Given request: Check each line below for the word "يكون" and give the number of lines that have it, nothing more.

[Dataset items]
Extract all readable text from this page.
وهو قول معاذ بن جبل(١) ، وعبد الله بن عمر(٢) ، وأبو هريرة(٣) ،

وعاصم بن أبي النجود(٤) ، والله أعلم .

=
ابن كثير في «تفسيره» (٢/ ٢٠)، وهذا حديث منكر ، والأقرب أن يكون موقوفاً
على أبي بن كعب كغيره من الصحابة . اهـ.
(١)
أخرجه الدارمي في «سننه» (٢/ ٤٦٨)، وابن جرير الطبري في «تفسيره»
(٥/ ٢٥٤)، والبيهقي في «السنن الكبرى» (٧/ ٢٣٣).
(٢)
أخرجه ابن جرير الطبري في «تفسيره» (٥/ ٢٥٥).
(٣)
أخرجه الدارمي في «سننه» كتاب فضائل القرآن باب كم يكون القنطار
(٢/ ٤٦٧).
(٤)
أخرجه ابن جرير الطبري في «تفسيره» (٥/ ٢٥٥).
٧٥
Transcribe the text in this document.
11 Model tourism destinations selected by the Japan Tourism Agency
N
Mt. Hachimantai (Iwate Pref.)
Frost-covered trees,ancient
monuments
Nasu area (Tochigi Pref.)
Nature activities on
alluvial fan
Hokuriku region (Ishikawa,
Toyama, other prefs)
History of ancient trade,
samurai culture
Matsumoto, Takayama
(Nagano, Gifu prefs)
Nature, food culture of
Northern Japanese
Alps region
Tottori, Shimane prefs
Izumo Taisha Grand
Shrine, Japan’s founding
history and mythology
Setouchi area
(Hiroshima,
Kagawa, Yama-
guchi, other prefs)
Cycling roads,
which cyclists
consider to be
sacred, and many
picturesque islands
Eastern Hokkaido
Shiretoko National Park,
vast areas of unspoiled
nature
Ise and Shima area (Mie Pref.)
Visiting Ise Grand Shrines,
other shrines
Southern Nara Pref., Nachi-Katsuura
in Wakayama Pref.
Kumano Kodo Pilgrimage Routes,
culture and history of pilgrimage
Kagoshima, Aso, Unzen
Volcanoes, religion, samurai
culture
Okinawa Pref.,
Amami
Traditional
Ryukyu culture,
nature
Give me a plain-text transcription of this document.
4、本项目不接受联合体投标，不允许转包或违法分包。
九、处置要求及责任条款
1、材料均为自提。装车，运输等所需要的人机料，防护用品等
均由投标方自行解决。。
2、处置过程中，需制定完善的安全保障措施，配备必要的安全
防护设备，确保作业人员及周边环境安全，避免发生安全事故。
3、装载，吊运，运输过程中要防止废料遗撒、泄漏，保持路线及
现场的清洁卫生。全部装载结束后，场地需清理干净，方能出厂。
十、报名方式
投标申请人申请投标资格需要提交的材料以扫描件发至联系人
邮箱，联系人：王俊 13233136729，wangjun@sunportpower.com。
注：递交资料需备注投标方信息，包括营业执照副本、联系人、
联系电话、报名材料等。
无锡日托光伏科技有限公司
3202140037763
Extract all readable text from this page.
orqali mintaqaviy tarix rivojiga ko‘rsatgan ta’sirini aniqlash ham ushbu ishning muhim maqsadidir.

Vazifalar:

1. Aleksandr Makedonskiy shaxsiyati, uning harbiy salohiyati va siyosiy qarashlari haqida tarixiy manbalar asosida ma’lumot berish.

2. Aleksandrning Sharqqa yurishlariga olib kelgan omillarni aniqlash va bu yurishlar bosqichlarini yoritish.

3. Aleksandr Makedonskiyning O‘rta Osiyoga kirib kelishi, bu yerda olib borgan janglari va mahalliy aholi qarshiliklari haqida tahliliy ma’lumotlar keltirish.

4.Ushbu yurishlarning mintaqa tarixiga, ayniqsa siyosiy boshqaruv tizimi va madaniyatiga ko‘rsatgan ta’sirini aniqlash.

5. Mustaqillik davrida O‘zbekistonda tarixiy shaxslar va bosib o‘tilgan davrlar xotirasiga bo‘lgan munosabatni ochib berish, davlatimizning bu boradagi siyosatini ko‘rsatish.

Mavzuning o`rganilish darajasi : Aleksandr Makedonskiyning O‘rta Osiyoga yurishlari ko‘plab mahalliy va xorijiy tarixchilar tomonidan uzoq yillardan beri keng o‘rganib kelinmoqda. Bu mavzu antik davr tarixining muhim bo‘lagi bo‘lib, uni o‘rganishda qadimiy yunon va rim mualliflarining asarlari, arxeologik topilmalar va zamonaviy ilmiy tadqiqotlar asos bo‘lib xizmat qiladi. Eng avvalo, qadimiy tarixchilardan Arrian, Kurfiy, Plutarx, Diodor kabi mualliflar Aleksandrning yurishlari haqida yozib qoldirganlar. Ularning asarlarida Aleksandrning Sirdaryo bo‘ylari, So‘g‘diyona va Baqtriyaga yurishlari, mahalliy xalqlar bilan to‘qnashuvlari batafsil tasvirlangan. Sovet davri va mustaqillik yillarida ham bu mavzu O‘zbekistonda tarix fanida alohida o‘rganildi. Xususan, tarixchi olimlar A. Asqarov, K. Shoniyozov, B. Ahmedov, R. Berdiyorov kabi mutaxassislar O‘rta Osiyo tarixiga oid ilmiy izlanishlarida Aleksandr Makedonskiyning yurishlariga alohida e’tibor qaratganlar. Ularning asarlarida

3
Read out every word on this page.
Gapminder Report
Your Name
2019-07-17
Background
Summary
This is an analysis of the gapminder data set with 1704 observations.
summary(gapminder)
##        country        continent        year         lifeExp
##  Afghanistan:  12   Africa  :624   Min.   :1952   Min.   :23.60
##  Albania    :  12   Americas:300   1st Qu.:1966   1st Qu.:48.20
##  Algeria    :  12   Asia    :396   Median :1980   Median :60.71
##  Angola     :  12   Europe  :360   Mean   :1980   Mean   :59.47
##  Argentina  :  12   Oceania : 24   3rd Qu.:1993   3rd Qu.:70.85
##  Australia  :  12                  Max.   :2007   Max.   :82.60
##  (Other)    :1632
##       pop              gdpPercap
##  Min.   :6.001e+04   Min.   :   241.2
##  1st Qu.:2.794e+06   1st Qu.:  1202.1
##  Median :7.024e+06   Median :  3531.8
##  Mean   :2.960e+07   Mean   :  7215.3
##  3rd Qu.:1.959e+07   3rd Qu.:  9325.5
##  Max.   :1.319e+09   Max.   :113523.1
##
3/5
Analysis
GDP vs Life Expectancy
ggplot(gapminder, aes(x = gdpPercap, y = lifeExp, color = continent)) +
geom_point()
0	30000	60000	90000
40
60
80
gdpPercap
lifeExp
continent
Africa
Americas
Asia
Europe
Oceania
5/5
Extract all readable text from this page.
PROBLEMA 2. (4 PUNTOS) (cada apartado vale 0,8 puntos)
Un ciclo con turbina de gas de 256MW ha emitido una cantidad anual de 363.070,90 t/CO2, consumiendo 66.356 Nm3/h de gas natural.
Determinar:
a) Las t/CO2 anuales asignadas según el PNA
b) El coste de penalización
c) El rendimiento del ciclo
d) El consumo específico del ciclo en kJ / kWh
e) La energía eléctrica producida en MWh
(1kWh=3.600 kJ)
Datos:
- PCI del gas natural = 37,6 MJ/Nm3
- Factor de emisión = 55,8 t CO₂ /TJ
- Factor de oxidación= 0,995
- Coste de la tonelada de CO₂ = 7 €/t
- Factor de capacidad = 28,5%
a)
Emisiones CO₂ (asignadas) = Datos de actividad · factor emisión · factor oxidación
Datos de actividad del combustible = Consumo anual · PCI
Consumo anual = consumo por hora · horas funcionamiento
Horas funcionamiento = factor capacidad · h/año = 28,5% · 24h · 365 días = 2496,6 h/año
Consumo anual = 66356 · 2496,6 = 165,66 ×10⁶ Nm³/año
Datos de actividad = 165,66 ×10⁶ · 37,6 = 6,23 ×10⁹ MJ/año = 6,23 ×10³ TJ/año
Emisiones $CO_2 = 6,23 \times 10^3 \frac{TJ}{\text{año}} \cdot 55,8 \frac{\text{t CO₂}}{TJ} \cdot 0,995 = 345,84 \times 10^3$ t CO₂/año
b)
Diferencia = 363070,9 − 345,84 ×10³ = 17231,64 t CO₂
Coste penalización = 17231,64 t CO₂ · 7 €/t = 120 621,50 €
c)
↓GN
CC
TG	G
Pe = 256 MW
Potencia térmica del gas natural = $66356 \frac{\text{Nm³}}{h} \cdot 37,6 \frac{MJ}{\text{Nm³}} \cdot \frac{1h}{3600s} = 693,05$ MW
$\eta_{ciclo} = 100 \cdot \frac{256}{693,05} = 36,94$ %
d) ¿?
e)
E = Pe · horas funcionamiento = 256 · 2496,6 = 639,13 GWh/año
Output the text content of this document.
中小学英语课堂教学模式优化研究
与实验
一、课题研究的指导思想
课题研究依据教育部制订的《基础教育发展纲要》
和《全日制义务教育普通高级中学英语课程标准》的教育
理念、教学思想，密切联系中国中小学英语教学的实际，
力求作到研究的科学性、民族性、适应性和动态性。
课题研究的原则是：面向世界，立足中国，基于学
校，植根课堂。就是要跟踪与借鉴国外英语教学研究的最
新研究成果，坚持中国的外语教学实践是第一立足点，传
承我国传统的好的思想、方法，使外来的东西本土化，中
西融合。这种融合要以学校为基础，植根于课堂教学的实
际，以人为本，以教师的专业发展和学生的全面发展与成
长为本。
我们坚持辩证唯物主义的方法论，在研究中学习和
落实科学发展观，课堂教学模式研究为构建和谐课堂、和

Solution to the exercise: 2